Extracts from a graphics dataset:
►

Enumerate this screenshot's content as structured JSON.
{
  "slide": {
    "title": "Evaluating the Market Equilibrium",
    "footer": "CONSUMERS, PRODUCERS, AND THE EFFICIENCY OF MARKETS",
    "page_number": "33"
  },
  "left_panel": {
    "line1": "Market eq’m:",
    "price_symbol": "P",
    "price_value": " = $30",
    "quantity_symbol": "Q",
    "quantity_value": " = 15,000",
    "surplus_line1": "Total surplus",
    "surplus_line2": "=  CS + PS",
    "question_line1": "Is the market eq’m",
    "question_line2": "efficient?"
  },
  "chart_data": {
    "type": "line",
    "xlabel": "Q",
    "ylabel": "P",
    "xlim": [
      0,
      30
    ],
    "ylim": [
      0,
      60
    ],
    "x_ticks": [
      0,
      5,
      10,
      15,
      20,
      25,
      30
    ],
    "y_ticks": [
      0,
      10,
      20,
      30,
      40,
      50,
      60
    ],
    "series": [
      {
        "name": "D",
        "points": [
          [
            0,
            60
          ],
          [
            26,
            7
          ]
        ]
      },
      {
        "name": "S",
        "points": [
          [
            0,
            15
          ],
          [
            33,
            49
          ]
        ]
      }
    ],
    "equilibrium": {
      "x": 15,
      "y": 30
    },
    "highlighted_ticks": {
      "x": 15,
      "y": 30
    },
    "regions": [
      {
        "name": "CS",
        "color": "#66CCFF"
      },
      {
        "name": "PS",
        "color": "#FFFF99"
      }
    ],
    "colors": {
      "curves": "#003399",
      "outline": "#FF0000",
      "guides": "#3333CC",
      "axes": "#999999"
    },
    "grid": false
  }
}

◄
►

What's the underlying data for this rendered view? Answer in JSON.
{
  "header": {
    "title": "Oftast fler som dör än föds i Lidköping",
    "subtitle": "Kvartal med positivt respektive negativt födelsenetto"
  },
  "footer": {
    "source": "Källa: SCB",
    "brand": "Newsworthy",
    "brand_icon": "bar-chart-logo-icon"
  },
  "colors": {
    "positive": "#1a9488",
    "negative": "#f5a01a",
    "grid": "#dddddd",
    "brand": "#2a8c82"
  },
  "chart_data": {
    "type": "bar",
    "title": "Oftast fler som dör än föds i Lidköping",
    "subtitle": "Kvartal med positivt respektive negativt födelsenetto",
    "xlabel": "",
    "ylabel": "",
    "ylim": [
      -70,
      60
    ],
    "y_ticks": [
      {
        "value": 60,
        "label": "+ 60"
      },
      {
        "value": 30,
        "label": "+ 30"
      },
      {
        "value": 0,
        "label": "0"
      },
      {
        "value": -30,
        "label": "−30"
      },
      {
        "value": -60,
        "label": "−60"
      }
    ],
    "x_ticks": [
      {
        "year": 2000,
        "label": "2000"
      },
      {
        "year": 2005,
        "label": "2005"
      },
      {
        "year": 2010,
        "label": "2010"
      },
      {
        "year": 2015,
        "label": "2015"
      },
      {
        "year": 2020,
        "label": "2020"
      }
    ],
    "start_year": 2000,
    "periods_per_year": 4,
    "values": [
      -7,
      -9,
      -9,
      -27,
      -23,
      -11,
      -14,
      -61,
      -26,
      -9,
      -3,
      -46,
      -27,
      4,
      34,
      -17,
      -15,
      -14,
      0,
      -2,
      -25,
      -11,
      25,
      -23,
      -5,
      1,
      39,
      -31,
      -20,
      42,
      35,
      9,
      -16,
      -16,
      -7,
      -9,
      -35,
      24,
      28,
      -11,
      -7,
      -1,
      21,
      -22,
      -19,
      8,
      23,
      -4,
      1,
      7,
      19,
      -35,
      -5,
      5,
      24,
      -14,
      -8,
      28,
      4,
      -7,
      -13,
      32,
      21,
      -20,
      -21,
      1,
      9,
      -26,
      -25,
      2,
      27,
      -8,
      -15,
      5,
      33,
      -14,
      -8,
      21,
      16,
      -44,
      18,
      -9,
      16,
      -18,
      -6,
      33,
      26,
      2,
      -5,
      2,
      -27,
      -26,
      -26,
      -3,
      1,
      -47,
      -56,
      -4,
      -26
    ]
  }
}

◄
►

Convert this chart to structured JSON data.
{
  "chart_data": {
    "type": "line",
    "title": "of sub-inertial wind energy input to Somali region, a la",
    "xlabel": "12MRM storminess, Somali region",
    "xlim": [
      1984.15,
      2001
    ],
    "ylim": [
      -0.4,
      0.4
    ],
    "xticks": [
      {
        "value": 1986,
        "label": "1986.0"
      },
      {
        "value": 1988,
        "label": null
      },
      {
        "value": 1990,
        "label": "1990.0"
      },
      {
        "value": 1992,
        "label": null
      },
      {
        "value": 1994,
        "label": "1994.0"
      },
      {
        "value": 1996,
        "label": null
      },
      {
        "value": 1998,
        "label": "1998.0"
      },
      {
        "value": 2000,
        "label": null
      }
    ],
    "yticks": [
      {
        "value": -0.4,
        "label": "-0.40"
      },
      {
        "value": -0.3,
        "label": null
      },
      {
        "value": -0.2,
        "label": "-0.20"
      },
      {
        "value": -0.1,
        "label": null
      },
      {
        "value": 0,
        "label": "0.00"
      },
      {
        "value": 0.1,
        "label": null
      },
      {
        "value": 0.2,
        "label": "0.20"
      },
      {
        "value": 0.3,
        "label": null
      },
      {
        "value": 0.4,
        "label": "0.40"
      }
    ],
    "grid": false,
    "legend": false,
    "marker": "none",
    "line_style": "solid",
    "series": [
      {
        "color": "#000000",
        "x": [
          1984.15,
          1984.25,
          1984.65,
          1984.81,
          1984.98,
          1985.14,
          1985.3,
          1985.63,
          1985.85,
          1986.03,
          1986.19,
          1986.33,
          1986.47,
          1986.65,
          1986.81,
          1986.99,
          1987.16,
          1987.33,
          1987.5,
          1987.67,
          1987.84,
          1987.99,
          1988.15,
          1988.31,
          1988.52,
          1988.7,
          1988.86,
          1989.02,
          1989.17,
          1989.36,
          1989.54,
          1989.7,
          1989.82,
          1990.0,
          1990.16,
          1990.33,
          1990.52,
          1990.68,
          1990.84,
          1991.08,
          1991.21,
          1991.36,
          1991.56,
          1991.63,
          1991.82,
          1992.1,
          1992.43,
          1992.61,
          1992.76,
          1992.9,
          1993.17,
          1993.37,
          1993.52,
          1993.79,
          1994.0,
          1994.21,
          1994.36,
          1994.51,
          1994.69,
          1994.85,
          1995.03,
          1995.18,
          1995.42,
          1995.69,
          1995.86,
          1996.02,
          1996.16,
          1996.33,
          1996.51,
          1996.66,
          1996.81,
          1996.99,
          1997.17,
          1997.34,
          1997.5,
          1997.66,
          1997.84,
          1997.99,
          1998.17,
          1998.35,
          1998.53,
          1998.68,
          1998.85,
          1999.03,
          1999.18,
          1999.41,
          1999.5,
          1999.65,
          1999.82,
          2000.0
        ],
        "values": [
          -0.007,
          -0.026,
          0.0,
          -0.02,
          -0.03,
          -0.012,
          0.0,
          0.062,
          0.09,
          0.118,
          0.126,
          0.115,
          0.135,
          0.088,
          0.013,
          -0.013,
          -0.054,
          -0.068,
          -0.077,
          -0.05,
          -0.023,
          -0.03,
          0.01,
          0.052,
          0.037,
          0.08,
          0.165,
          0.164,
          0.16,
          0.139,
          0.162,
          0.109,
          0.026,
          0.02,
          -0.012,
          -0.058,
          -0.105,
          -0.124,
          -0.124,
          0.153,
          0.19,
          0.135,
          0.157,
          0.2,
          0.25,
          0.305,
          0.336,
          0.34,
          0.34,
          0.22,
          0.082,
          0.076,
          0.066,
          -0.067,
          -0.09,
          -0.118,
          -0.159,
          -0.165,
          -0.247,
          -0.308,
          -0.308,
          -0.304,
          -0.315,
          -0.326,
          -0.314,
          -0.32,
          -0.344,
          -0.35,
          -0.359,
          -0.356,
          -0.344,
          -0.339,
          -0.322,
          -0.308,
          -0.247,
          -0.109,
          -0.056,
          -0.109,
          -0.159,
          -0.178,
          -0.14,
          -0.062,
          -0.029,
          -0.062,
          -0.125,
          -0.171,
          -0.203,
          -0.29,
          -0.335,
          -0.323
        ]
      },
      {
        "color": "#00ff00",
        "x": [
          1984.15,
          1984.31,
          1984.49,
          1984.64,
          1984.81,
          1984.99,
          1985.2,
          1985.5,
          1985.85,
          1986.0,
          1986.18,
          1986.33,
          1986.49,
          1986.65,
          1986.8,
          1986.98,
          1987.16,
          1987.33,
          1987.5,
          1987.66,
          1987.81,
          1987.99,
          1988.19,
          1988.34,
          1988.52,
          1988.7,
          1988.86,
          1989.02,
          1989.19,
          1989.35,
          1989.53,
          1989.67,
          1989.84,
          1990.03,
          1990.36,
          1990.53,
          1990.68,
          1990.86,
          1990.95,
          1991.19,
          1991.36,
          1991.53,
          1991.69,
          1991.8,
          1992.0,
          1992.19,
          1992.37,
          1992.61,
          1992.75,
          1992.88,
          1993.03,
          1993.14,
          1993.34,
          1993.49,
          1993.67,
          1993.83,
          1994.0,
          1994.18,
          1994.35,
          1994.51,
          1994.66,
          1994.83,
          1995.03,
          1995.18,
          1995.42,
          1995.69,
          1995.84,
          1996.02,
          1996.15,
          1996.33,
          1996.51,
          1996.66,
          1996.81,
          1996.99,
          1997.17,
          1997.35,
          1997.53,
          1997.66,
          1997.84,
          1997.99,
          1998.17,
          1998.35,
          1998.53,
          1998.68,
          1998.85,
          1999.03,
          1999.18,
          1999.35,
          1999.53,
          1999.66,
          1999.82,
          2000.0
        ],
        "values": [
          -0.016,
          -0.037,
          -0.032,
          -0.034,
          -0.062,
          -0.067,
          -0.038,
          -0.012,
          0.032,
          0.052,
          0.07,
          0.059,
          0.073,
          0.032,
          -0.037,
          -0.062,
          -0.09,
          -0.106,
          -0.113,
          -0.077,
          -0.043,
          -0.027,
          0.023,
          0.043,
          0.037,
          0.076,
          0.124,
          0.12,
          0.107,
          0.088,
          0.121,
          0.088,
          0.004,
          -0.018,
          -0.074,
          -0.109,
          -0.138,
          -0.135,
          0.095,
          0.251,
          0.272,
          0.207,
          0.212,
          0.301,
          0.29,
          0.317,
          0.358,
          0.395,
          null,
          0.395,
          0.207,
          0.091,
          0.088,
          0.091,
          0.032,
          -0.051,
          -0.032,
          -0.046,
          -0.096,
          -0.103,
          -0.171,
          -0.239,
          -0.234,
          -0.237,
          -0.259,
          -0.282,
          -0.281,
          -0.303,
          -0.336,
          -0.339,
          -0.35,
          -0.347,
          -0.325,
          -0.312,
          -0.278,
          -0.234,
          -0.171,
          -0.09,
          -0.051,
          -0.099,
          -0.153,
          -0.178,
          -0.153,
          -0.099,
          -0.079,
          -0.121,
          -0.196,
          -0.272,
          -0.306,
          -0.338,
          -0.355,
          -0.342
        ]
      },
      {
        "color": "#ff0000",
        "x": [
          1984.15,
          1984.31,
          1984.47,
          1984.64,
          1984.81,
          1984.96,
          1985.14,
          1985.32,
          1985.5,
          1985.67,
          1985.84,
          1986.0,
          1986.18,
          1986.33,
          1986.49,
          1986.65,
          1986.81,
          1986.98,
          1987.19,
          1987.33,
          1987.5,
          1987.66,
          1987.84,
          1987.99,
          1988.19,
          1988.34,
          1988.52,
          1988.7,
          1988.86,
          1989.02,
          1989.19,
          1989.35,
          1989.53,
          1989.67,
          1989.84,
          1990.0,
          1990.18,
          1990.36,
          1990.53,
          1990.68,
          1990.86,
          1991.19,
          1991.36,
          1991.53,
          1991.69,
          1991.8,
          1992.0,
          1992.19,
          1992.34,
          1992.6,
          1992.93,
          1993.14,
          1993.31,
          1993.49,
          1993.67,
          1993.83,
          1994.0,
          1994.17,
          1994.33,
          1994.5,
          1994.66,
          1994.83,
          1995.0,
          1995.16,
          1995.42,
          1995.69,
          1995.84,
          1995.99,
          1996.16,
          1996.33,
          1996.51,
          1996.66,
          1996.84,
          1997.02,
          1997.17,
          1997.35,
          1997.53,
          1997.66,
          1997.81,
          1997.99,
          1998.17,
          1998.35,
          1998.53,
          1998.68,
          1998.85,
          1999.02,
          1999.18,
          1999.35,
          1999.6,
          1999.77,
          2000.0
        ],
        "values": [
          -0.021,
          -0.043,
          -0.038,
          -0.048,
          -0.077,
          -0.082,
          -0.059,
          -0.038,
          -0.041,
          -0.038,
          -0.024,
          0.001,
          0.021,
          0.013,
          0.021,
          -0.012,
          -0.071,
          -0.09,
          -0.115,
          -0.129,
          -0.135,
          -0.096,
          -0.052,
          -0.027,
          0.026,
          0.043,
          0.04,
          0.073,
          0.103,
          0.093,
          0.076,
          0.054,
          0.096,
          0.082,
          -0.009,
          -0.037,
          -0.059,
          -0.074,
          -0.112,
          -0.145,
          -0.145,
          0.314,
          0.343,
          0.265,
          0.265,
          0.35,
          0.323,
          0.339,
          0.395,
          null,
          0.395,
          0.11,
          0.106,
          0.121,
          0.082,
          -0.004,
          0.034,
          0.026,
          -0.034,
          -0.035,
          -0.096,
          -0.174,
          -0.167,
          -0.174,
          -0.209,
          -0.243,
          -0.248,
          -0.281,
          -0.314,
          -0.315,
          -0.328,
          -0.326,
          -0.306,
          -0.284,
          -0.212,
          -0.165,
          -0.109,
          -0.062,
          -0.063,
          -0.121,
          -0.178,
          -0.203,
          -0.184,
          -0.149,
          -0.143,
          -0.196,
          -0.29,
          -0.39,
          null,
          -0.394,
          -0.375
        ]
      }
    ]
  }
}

◄

REQUIREMENT: From the listing above, collect each line in which the string "footer" appears.

EXERCISE SOLUTION:
    "footer": "CONSUMERS, PRODUCERS, AND THE EFFICIENCY OF MARKETS",
  "footer": {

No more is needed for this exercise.